§ **GOAL**
Repeat the records below exactly, leaving out every picture.

►

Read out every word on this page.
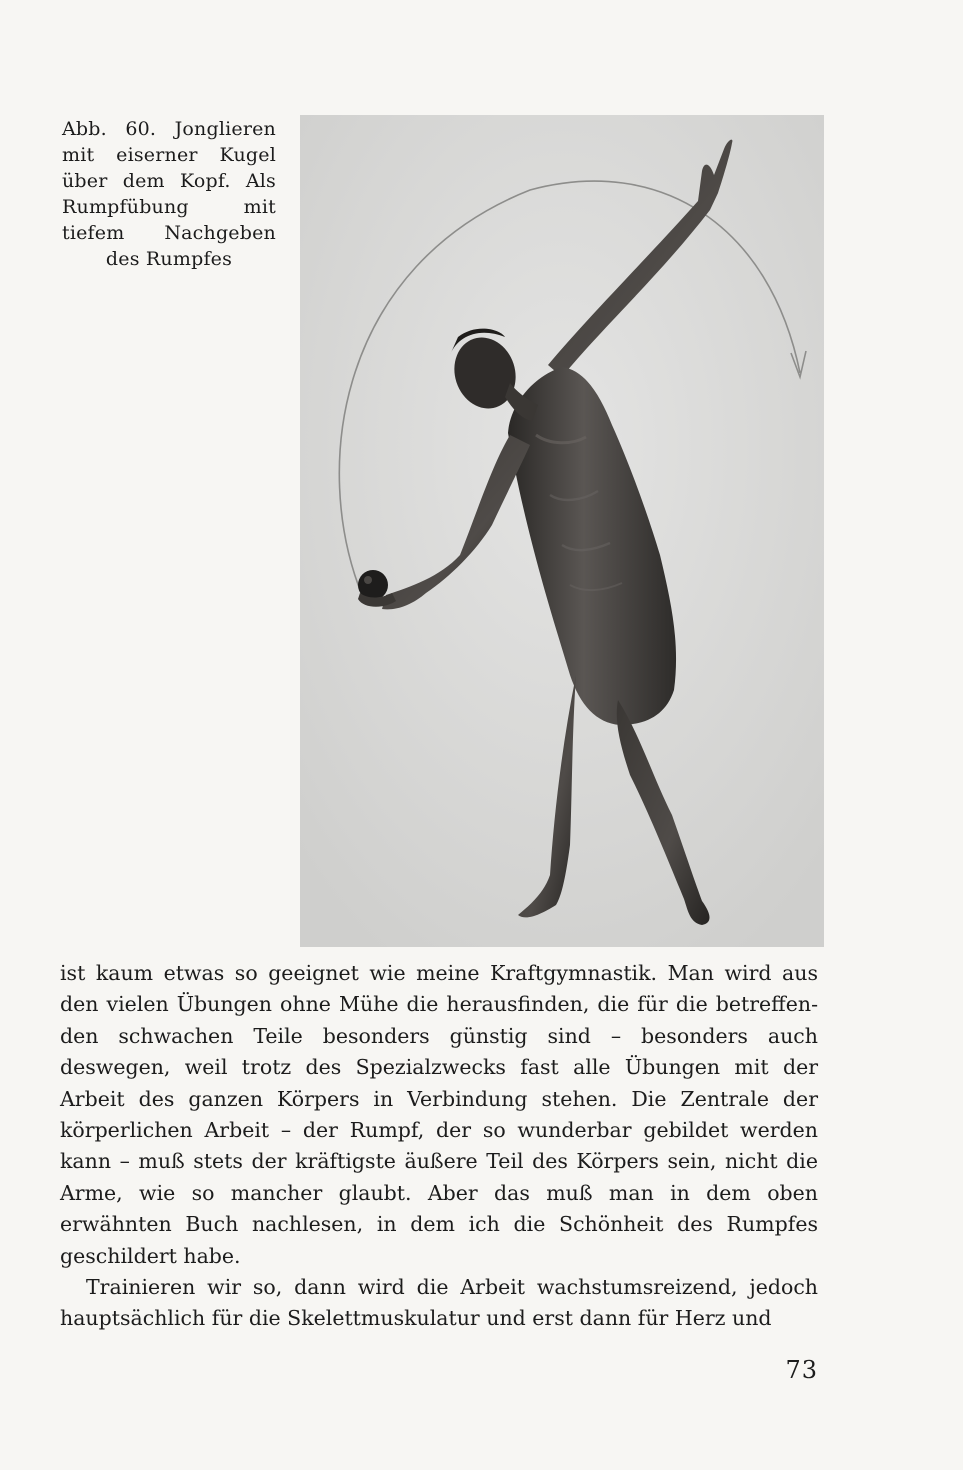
Abb. 60. Jonglieren mit eiserner Kugel über dem Kopf. Als Rumpfübung mit tiefem Nachgeben des Rumpfes

ist kaum etwas so geeignet wie meine Kraftgymnastik. Man wird aus den vielen Übungen ohne Mühe die herausfinden, die für die betreffen- den schwachen Teile besonders günstig sind – besonders auch deswegen, weil trotz des Spezialzwecks fast alle Übungen mit der Arbeit des ganzen Körpers in Verbindung stehen. Die Zentrale der körperlichen Arbeit – der Rumpf, der so wunderbar gebildet werden kann – muß stets der kräftigste äußere Teil des Körpers sein, nicht die Arme, wie so mancher glaubt. Aber das muß man in dem oben erwähnten Buch nachlesen, in dem ich die Schönheit des Rumpfes geschildert habe.

Trainieren wir so, dann wird die Arbeit wachstumsreizend, jedoch hauptsächlich für die Skelettmuskulatur und erst dann für Herz und

73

◄

§ **RIGHT ANSWER**
Read out every word on this page.
Abb. 60. Jonglieren mit eiserner Kugel über dem Kopf. Als Rumpfübung mit tiefem Nachgeben des Rumpfes

ist kaum etwas so geeignet wie meine Kraftgymnastik. Man wird aus den vielen Übungen ohne Mühe die herausfinden, die für die betreffen- den schwachen Teile besonders günstig sind – besonders auch deswegen, weil trotz des Spezialzwecks fast alle Übungen mit der Arbeit des ganzen Körpers in Verbindung stehen. Die Zentrale der körperlichen Arbeit – der Rumpf, der so wunderbar gebildet werden kann – muß stets der kräftigste äußere Teil des Körpers sein, nicht die Arme, wie so mancher glaubt. Aber das muß man in dem oben erwähnten Buch nachlesen, in dem ich die Schönheit des Rumpfes geschildert habe.

Trainieren wir so, dann wird die Arbeit wachstumsreizend, jedoch hauptsächlich für die Skelettmuskulatur und erst dann für Herz und

73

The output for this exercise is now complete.